• [DESCRIPTION OF THE TASK]:
Without the pictures, return each record as it appears.

• [Extracted data entries]:
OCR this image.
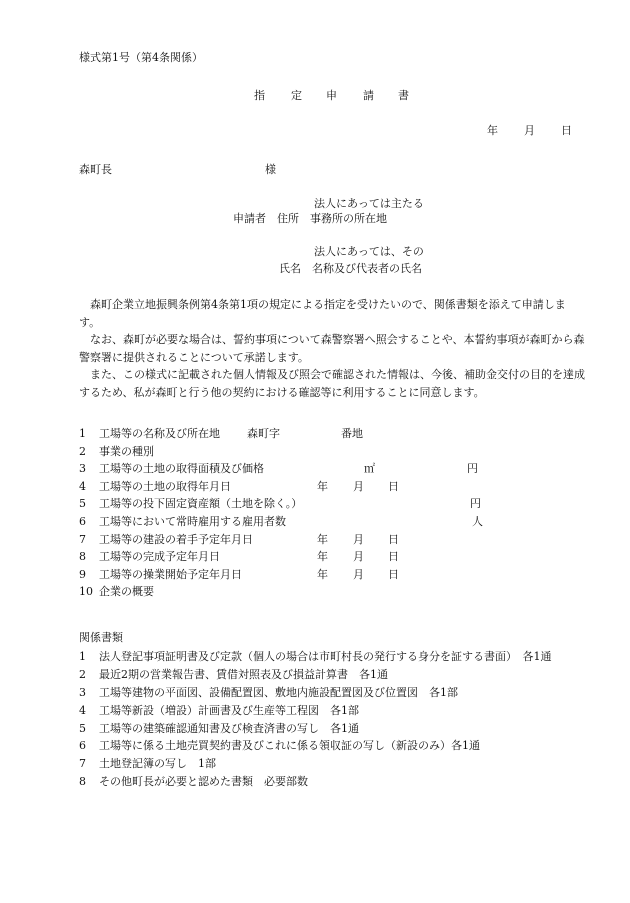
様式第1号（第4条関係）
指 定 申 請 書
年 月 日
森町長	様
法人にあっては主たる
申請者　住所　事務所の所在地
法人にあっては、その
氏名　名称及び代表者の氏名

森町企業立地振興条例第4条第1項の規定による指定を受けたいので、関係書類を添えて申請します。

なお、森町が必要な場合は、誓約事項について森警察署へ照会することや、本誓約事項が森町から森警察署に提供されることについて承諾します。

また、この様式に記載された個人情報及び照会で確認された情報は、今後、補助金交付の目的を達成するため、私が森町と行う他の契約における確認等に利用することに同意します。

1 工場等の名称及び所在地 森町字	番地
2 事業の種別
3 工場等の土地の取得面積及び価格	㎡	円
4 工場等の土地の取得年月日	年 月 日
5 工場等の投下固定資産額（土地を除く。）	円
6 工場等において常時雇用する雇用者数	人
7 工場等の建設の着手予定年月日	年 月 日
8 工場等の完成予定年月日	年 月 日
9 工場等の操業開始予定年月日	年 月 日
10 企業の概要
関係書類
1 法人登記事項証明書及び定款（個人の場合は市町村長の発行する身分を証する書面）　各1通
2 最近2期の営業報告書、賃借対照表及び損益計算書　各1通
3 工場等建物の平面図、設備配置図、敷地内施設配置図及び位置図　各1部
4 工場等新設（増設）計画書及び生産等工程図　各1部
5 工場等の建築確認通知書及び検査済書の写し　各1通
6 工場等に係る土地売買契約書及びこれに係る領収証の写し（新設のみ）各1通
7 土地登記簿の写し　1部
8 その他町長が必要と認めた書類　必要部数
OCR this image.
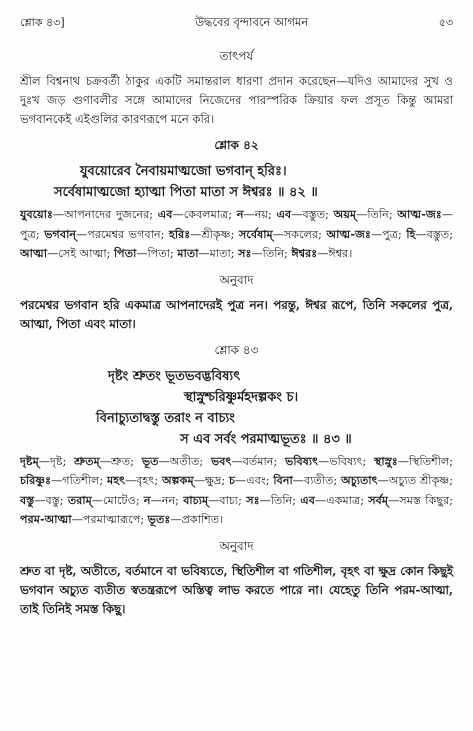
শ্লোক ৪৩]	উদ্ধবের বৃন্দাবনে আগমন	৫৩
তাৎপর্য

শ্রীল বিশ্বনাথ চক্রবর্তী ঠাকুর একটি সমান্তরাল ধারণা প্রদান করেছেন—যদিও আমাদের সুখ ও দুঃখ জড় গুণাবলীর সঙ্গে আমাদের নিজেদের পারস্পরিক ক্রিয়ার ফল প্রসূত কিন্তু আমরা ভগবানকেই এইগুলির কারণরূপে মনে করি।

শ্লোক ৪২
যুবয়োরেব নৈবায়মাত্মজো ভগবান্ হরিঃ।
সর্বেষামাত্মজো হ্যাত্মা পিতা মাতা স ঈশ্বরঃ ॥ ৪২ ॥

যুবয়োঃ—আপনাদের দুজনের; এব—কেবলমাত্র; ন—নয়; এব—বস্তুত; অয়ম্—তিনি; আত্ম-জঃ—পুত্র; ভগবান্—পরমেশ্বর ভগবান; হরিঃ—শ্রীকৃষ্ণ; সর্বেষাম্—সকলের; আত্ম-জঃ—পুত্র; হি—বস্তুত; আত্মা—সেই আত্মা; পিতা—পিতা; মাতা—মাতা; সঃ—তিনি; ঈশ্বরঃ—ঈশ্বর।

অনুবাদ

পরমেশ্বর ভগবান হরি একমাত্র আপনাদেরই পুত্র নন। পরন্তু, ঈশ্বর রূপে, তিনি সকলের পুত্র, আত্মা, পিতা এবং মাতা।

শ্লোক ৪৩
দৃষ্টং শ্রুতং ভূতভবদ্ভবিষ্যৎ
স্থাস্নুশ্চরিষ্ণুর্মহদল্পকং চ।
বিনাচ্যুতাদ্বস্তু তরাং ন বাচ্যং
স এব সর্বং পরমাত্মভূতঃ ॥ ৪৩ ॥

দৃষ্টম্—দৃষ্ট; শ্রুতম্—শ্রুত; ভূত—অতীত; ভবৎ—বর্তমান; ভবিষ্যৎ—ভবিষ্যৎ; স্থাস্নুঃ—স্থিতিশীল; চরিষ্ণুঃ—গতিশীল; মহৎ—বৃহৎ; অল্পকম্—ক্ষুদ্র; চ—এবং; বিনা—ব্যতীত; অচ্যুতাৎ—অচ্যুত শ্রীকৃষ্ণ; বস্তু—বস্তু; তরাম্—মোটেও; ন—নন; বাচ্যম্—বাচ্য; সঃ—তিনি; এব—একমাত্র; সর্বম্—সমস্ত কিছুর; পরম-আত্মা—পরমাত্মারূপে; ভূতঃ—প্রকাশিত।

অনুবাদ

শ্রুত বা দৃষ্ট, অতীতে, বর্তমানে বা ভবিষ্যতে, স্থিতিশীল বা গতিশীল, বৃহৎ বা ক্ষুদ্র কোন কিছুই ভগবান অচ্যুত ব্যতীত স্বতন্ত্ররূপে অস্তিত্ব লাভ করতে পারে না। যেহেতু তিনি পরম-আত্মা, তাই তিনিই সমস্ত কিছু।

• [REPLY]:
OCR this image.
様式第1号（第4条関係）
指 定 申 請 書
年 月 日
森町長	様
法人にあっては主たる
申請者　住所　事務所の所在地
法人にあっては、その
氏名　名称及び代表者の氏名

森町企業立地振興条例第4条第1項の規定による指定を受けたいので、関係書類を添えて申請します。

なお、森町が必要な場合は、誓約事項について森警察署へ照会することや、本誓約事項が森町から森警察署に提供されることについて承諾します。

また、この様式に記載された個人情報及び照会で確認された情報は、今後、補助金交付の目的を達成するため、私が森町と行う他の契約における確認等に利用することに同意します。

1 工場等の名称及び所在地 森町字	番地
2 事業の種別
3 工場等の土地の取得面積及び価格	㎡	円
4 工場等の土地の取得年月日	年 月 日
5 工場等の投下固定資産額（土地を除く。）	円
6 工場等において常時雇用する雇用者数	人
7 工場等の建設の着手予定年月日	年 月 日
8 工場等の完成予定年月日	年 月 日
9 工場等の操業開始予定年月日	年 月 日
10 企業の概要
関係書類
1 法人登記事項証明書及び定款（個人の場合は市町村長の発行する身分を証する書面）　各1通
2 最近2期の営業報告書、賃借対照表及び損益計算書　各1通
3 工場等建物の平面図、設備配置図、敷地内施設配置図及び位置図　各1部
4 工場等新設（増設）計画書及び生産等工程図　各1部
5 工場等の建築確認通知書及び検査済書の写し　各1通
6 工場等に係る土地売買契約書及びこれに係る領収証の写し（新設のみ）各1通
7 土地登記簿の写し　1部
8 その他町長が必要と認めた書類　必要部数
OCR this image.
শ্লোক ৪৩]	উদ্ধবের বৃন্দাবনে আগমন	৫৩
তাৎপর্য

শ্রীল বিশ্বনাথ চক্রবর্তী ঠাকুর একটি সমান্তরাল ধারণা প্রদান করেছেন—যদিও আমাদের সুখ ও দুঃখ জড় গুণাবলীর সঙ্গে আমাদের নিজেদের পারস্পরিক ক্রিয়ার ফল প্রসূত কিন্তু আমরা ভগবানকেই এইগুলির কারণরূপে মনে করি।

শ্লোক ৪২
যুবয়োরেব নৈবায়মাত্মজো ভগবান্ হরিঃ।
সর্বেষামাত্মজো হ্যাত্মা পিতা মাতা স ঈশ্বরঃ ॥ ৪২ ॥

যুবয়োঃ—আপনাদের দুজনের; এব—কেবলমাত্র; ন—নয়; এব—বস্তুত; অয়ম্—তিনি; আত্ম-জঃ—পুত্র; ভগবান্—পরমেশ্বর ভগবান; হরিঃ—শ্রীকৃষ্ণ; সর্বেষাম্—সকলের; আত্ম-জঃ—পুত্র; হি—বস্তুত; আত্মা—সেই আত্মা; পিতা—পিতা; মাতা—মাতা; সঃ—তিনি; ঈশ্বরঃ—ঈশ্বর।

অনুবাদ

পরমেশ্বর ভগবান হরি একমাত্র আপনাদেরই পুত্র নন। পরন্তু, ঈশ্বর রূপে, তিনি সকলের পুত্র, আত্মা, পিতা এবং মাতা।

শ্লোক ৪৩
দৃষ্টং শ্রুতং ভূতভবদ্ভবিষ্যৎ
স্থাস্নুশ্চরিষ্ণুর্মহদল্পকং চ।
বিনাচ্যুতাদ্বস্তু তরাং ন বাচ্যং
স এব সর্বং পরমাত্মভূতঃ ॥ ৪৩ ॥

দৃষ্টম্—দৃষ্ট; শ্রুতম্—শ্রুত; ভূত—অতীত; ভবৎ—বর্তমান; ভবিষ্যৎ—ভবিষ্যৎ; স্থাস্নুঃ—স্থিতিশীল; চরিষ্ণুঃ—গতিশীল; মহৎ—বৃহৎ; অল্পকম্—ক্ষুদ্র; চ—এবং; বিনা—ব্যতীত; অচ্যুতাৎ—অচ্যুত শ্রীকৃষ্ণ; বস্তু—বস্তু; তরাম্—মোটেও; ন—নন; বাচ্যম্—বাচ্য; সঃ—তিনি; এব—একমাত্র; সর্বম্—সমস্ত কিছুর; পরম-আত্মা—পরমাত্মারূপে; ভূতঃ—প্রকাশিত।

অনুবাদ

শ্রুত বা দৃষ্ট, অতীতে, বর্তমানে বা ভবিষ্যতে, স্থিতিশীল বা গতিশীল, বৃহৎ বা ক্ষুদ্র কোন কিছুই ভগবান অচ্যুত ব্যতীত স্বতন্ত্ররূপে অস্তিত্ব লাভ করতে পারে না। যেহেতু তিনি পরম-আত্মা, তাই তিনিই সমস্ত কিছু।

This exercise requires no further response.